DATA FOR THIS EXERCISE →
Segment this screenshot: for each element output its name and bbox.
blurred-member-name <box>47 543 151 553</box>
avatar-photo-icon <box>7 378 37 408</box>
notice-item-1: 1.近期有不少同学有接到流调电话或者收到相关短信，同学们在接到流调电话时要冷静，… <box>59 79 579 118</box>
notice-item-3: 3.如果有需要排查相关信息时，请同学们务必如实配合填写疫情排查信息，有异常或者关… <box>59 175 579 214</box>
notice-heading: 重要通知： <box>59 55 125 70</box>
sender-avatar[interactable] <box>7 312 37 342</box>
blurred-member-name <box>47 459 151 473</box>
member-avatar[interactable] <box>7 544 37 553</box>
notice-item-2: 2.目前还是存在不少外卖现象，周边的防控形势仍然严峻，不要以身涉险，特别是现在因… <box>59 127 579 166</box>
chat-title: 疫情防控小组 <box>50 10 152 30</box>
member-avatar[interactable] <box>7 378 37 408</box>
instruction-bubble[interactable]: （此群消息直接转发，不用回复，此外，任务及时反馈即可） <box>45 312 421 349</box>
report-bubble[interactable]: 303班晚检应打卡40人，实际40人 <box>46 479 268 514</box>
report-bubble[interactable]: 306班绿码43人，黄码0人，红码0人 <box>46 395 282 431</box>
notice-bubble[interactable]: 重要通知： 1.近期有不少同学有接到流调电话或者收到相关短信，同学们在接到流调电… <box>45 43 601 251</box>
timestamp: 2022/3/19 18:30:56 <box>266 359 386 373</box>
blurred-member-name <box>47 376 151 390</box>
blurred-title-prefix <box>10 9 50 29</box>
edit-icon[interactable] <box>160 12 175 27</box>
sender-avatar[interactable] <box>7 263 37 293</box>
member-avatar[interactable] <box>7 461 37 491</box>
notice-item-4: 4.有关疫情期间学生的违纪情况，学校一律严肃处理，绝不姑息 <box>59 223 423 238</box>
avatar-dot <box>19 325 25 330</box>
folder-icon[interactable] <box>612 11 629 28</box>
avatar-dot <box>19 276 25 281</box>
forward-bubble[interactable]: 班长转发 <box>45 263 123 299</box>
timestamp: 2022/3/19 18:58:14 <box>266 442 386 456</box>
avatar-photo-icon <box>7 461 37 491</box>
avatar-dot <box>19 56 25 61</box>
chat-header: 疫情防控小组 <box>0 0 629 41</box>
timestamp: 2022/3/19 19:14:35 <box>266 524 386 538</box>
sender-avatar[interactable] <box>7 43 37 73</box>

WRITTEN INSTRUCTION → How many lines in the entries above contain the string "近期有不少同学有接到流调电话或者收到相关短信"? Reply with the number alone.

RESULT OF THE TASK → 2